What you should do: Search the entries below. Return every line that has "Управление" in it.

--- Begin Source data ---

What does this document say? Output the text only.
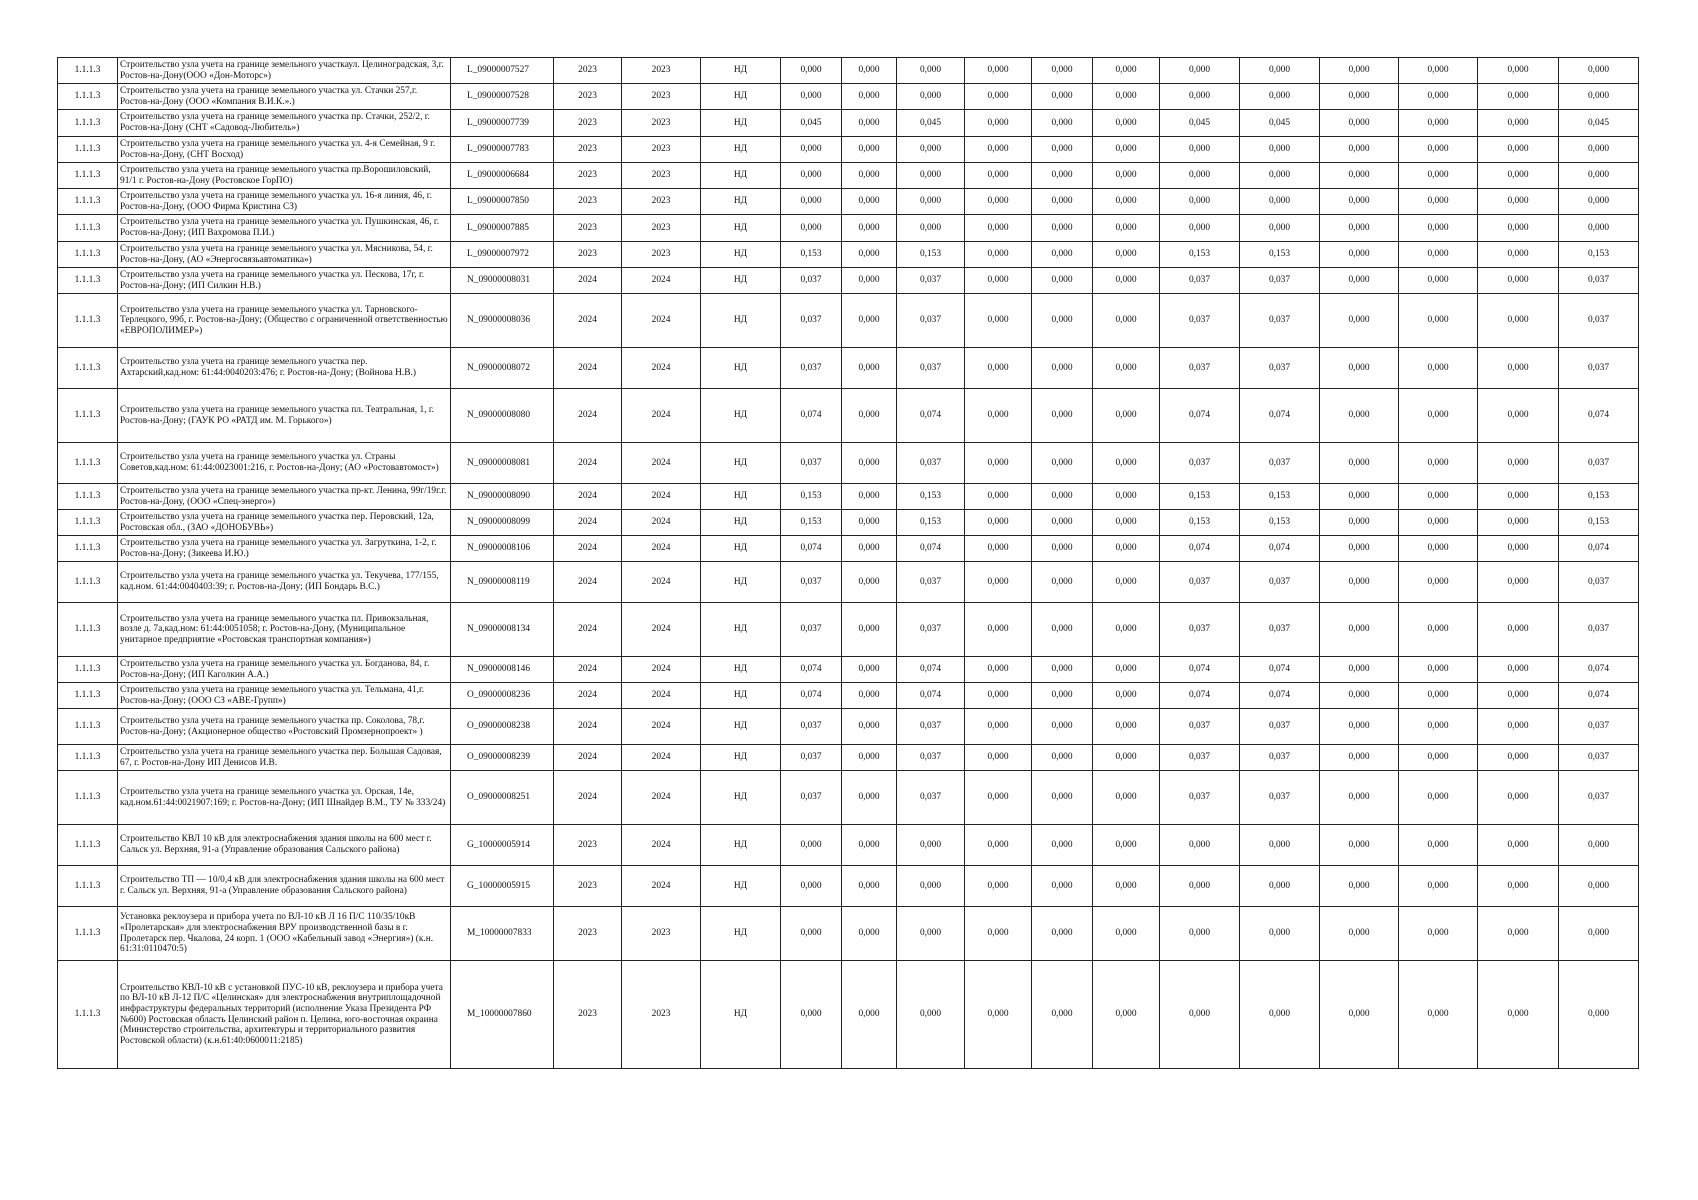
1.1.1.3	Строительство узла учета на границе земельного участкаул. Целиноградская, 3,г. Ростов-на-Дону(ООО «Дон-Моторс»)	L_09000007527	2023	2023	НД	0,000	0,000	0,000	0,000	0,000	0,000	0,000	0,000	0,000	0,000	0,000	0,000
1.1.1.3	Строительство узла учета на границе земельного участка ул. Стачки 257,г. Ростов-на-Дону (ООО «Компания В.И.К.».)	L_09000007528	2023	2023	НД	0,000	0,000	0,000	0,000	0,000	0,000	0,000	0,000	0,000	0,000	0,000	0,000
1.1.1.3	Строительство узла учета на границе земельного участка пр. Стачки, 252/2, г. Ростов-на-Дону (СНТ «Садовод-Любитель»)	L_09000007739	2023	2023	НД	0,045	0,000	0,045	0,000	0,000	0,000	0,045	0,045	0,000	0,000	0,000	0,045
1.1.1.3	Строительство узла учета на границе земельного участка ул. 4-я Семейная, 9 г. Ростов-на-Дону, (СНТ Восход)	L_09000007783	2023	2023	НД	0,000	0,000	0,000	0,000	0,000	0,000	0,000	0,000	0,000	0,000	0,000	0,000
1.1.1.3	Строительство узла учета на границе земельного участка пр.Ворошиловский, 91/1 г. Ростов-на-Дону (Ростовское ГорПО)	L_09000006684	2023	2023	НД	0,000	0,000	0,000	0,000	0,000	0,000	0,000	0,000	0,000	0,000	0,000	0,000
1.1.1.3	Строительство узла учета на границе земельного участка ул. 16-я линия, 46, г. Ростов-на-Дону, (ООО Фирма Кристина СЗ)	L_09000007850	2023	2023	НД	0,000	0,000	0,000	0,000	0,000	0,000	0,000	0,000	0,000	0,000	0,000	0,000
1.1.1.3	Строительство узла учета на границе земельного участка ул. Пушкинская, 46, г. Ростов-на-Дону; (ИП Вахромова П.И.)	L_09000007885	2023	2023	НД	0,000	0,000	0,000	0,000	0,000	0,000	0,000	0,000	0,000	0,000	0,000	0,000
1.1.1.3	Строительство узла учета на границе земельного участка ул. Мясникова, 54, г. Ростов-на-Дону, (АО «Энергосвязьавтоматика»)	L_09000007972	2023	2023	НД	0,153	0,000	0,153	0,000	0,000	0,000	0,153	0,153	0,000	0,000	0,000	0,153
1.1.1.3	Строительство узла учета на границе земельного участка ул. Пескова, 17г, г. Ростов-на-Дону; (ИП Силкин Н.В.)	N_09000008031	2024	2024	НД	0,037	0,000	0,037	0,000	0,000	0,000	0,037	0,037	0,000	0,000	0,000	0,037
1.1.1.3	Строительство узла учета на границе земельного участка ул. Тарновского-Терлецкого, 99б, г. Ростов-на-Дону; (Общество с ограниченной ответственностью «ЕВРОПОЛИМЕР»)	N_09000008036	2024	2024	НД	0,037	0,000	0,037	0,000	0,000	0,000	0,037	0,037	0,000	0,000	0,000	0,037
1.1.1.3	Строительство узла учета на границе земельного участка пер. Ахтарский,кад.ном: 61:44:0040203:476; г. Ростов-на-Дону; (Войнова Н.В.)	N_09000008072	2024	2024	НД	0,037	0,000	0,037	0,000	0,000	0,000	0,037	0,037	0,000	0,000	0,000	0,037
1.1.1.3	Строительство узла учета на границе земельного участка пл. Театральная, 1, г. Ростов-на-Дону; (ГАУК РО «РАТД им. М. Горького»)	N_09000008080	2024	2024	НД	0,074	0,000	0,074	0,000	0,000	0,000	0,074	0,074	0,000	0,000	0,000	0,074
1.1.1.3	Строительство узла учета на границе земельного участка ул. Страны Советов,кад.ном: 61:44:0023001:216, г. Ростов-на-Дону; (АО «Ростовавтомост»)	N_09000008081	2024	2024	НД	0,037	0,000	0,037	0,000	0,000	0,000	0,037	0,037	0,000	0,000	0,000	0,037
1.1.1.3	Строительство узла учета на границе земельного участка пр-кт. Ленина, 99г/19г.г. Ростов-на-Дону, (ООО «Спец-энерго»)	N_09000008090	2024	2024	НД	0,153	0,000	0,153	0,000	0,000	0,000	0,153	0,153	0,000	0,000	0,000	0,153
1.1.1.3	Строительство узла учета на границе земельного участка пер. Перовский, 12а, Ростовская обл., (ЗАО «ДОНОБУВЬ»)	N_09000008099	2024	2024	НД	0,153	0,000	0,153	0,000	0,000	0,000	0,153	0,153	0,000	0,000	0,000	0,153
1.1.1.3	Строительство узла учета на границе земельного участка ул. Загруткина, 1-2, г. Ростов-на-Дону; (Зикеева И.Ю.)	N_09000008106	2024	2024	НД	0,074	0,000	0,074	0,000	0,000	0,000	0,074	0,074	0,000	0,000	0,000	0,074
1.1.1.3	Строительство узла учета на границе земельного участка ул. Текучева, 177/155, кад.ном. 61:44:0040403:39; г. Ростов-на-Дону; (ИП Бондарь В.С.)	N_09000008119	2024	2024	НД	0,037	0,000	0,037	0,000	0,000	0,000	0,037	0,037	0,000	0,000	0,000	0,037
1.1.1.3	Строительство узла учета на границе земельного участка пл. Привокзальная, возле д. 7а,кад.ном: 61:44:0051058; г. Ростов-на-Дону, (Муниципальное унитарное предприятие «Ростовская транспортная компания»)	N_09000008134	2024	2024	НД	0,037	0,000	0,037	0,000	0,000	0,000	0,037	0,037	0,000	0,000	0,000	0,037
1.1.1.3	Строительство узла учета на границе земельного участка ул. Богданова, 84, г. Ростов-на-Дону; (ИП Каголкин А.А.)	N_09000008146	2024	2024	НД	0,074	0,000	0,074	0,000	0,000	0,000	0,074	0,074	0,000	0,000	0,000	0,074
1.1.1.3	Строительство узла учета на границе земельного участка ул. Тельмана, 41,г. Ростов-на-Дону; (ООО СЗ «АВЕ-Групп»)	O_09000008236	2024	2024	НД	0,074	0,000	0,074	0,000	0,000	0,000	0,074	0,074	0,000	0,000	0,000	0,074
1.1.1.3	Строительство узла учета на границе земельного участка пр. Соколова, 78,г. Ростов-на-Дону; (Акционерное общество «Ростовский Промзернопроект» )	O_09000008238	2024	2024	НД	0,037	0,000	0,037	0,000	0,000	0,000	0,037	0,037	0,000	0,000	0,000	0,037
1.1.1.3	Строительство узла учета на границе земельного участка пер. Большая Садовая, 67, г. Ростов-на-Дону ИП Денисов И.В.	O_09000008239	2024	2024	НД	0,037	0,000	0,037	0,000	0,000	0,000	0,037	0,037	0,000	0,000	0,000	0,037
1.1.1.3	Строительство узла учета на границе земельного участка ул. Орская, 14е, кад.ном.61:44:0021907:169; г. Ростов-на-Дону; (ИП Шнайдер В.М., ТУ № 333/24)	O_09000008251	2024	2024	НД	0,037	0,000	0,037	0,000	0,000	0,000	0,037	0,037	0,000	0,000	0,000	0,037
1.1.1.3	Строительство КВЛ 10 кВ для электроснабжения здания школы на 600 мест г. Сальск ул. Верхняя, 91-а (Управление образования Сальского района)	G_10000005914	2023	2024	НД	0,000	0,000	0,000	0,000	0,000	0,000	0,000	0,000	0,000	0,000	0,000	0,000
1.1.1.3	Строительство ТП — 10/0,4 кВ для электроснабжения здания школы на 600 мест г. Сальск ул. Верхняя, 91-а (Управление образования Сальского района)	G_10000005915	2023	2024	НД	0,000	0,000	0,000	0,000	0,000	0,000	0,000	0,000	0,000	0,000	0,000	0,000
1.1.1.3	Установка реклоузера и прибора учета по ВЛ-10 кВ Л 16 П/С 110/35/10кВ «Пролетарская» для электроснабжения ВРУ производственной базы в г. Пролетарск пер. Чкалова, 24 корп. 1 (ООО «Кабельный завод «Энергия») (к.н. 61:31:0110470:5)	M_10000007833	2023	2023	НД	0,000	0,000	0,000	0,000	0,000	0,000	0,000	0,000	0,000	0,000	0,000	0,000
1.1.1.3	Строительство КВЛ-10 кВ с установкой ПУС-10 кВ, реклоузера и прибора учета по ВЛ-10 кВ Л-12 П/С «Целинская» для электроснабжения внутриплощадочной инфраструктуры федеральных территорий (исполнение Указа Президента РФ №600) Ростовская область Целинский район п. Целина, юго-восточная окраина (Министерство строительства, архитектуры и территориального развития Ростовской области) (к.н.61:40:0600011:2185)	M_10000007860	2023	2023	НД	0,000	0,000	0,000	0,000	0,000	0,000	0,000	0,000	0,000	0,000	0,000	0,000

--- End Source data ---

Complete output:
1.1.1.3	Строительство КВЛ 10 кВ для электроснабжения здания школы на 600 мест г. Сальск ул. Верхняя, 91-а (Управление образования Сальского района)	G_10000005914	2023	2024	НД	0,000	0,000	0,000	0,000	0,000	0,000	0,000	0,000	0,000	0,000	0,000	0,000
1.1.1.3	Строительство ТП — 10/0,4 кВ для электроснабжения здания школы на 600 мест г. Сальск ул. Верхняя, 91-а (Управление образования Сальского района)	G_10000005915	2023	2024	НД	0,000	0,000	0,000	0,000	0,000	0,000	0,000	0,000	0,000	0,000	0,000	0,000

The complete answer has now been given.